Short exercise:
Continue the passage about Basquiat and the graffiti scene, starting after its last sentence.

Every so often an individual would surface from the depths of this
movement into the mainstream, the two best known being Keith Haring
and Jean-Michel Basquiat. Unlike the average graffiti artist, Basquiat
always had his eyes set on fame and money. Born to a Haitian
accountant father and Puerto Rican mother, he inherited many of his
tennis-playing father's expensive tastes and habits. Even though he
was virtually homeless starting out, he had thought through a grand
strategy for upward mobility.

Basquiat was the celebrated "SAMO" (same old shit) tagger, whose
graffiti appeared all over lower Manhattan. Using a magic marker,
Basquiat would write statements like "SAMO as an end 2 playing art
with the 'radical chic' on Daddy's$funds" on billboards or walls.

Excerpted records:
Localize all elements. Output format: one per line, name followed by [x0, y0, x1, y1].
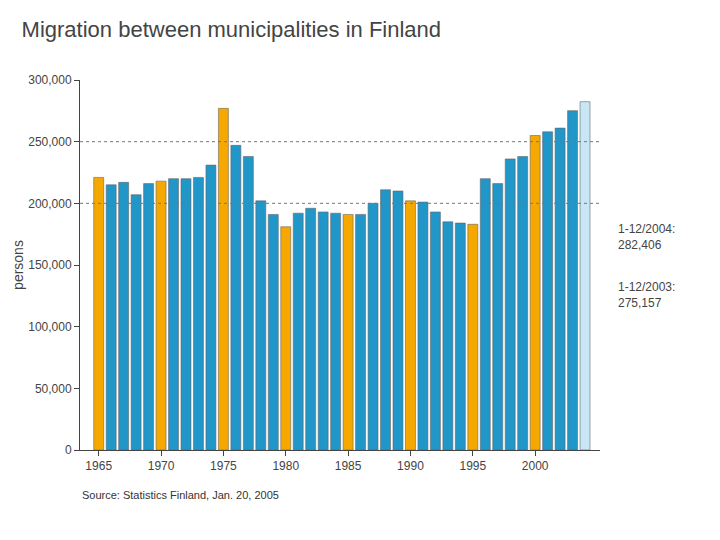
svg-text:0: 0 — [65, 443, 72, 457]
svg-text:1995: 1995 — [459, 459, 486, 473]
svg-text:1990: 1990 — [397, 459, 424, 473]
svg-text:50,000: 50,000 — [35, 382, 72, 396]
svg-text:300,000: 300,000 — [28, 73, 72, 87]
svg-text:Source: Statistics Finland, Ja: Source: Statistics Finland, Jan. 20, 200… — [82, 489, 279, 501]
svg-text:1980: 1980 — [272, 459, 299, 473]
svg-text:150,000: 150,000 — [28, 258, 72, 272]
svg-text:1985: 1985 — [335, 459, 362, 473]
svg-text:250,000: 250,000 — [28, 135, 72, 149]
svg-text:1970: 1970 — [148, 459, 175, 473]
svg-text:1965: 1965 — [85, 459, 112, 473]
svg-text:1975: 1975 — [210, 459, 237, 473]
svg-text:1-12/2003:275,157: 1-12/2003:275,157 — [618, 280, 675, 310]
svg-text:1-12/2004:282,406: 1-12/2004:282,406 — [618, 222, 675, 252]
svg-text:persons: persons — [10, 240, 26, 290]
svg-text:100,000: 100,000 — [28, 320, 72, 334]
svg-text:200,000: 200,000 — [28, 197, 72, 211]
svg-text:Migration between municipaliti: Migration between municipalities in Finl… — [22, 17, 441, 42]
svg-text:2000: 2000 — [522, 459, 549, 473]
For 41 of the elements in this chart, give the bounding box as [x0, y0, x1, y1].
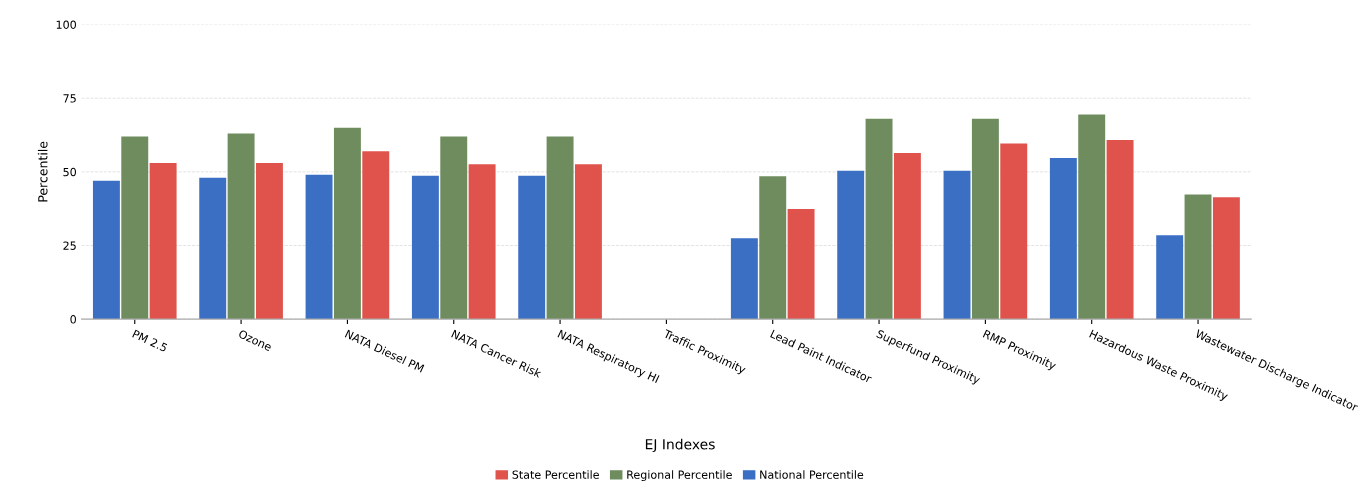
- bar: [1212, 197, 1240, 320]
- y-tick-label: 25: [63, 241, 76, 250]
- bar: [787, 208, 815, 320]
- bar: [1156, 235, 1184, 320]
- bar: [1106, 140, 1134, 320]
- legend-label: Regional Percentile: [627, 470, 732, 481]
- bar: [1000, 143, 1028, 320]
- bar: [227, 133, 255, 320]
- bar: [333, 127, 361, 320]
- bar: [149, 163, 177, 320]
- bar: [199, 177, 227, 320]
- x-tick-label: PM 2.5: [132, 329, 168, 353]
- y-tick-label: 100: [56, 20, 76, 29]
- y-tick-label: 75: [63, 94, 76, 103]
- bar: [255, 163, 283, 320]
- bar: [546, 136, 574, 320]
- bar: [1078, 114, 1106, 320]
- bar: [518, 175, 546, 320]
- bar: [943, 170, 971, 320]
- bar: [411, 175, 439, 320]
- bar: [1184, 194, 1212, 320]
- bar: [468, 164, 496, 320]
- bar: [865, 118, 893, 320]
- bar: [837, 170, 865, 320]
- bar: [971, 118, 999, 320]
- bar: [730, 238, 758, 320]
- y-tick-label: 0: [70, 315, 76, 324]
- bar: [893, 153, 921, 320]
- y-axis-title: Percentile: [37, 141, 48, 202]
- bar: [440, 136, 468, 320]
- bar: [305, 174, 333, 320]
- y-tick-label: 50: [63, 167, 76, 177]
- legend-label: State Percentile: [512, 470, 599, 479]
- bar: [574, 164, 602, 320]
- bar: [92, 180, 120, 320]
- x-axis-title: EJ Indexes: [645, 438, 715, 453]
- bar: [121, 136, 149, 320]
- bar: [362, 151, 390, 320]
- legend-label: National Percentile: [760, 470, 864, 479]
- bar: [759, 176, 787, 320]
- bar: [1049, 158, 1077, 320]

Exercise response:
Included in his usual itinerary were the walls proximate to the
gallery of Mary Boone, who was to the art business of that time as
Michael Milken was to investment banking. Basquiat's ploy was to write
anti-materialism messages in plain view of some of the worst
materialists around. This was not only a key to his rise to fame, but
a stunning reflection of the tendency of the bourgeoisie to co-opt
cultural opposition. As Thomas Frank puts it, "The countercultural
idea has become capitalist orthodoxy, its hunger for transgression
upon transgression now perfectly suited to an economic-cultural regime
that runs on ever-faster cyclings of the new; its taste for
self-fulfillment and its intolerance for the confines of tradition now
permitting vast latitude in consuming practices and lifestyle
experimentation."

When some of Basquiat's early work, which was a combination of
painting and graffiti, first appeared in an "alternative" Lower East
Side gallery, he was discovered by Henry Geldzahler, Mayor Koch's
Commissioner of Cultural Affairs who had an eye for "transgression."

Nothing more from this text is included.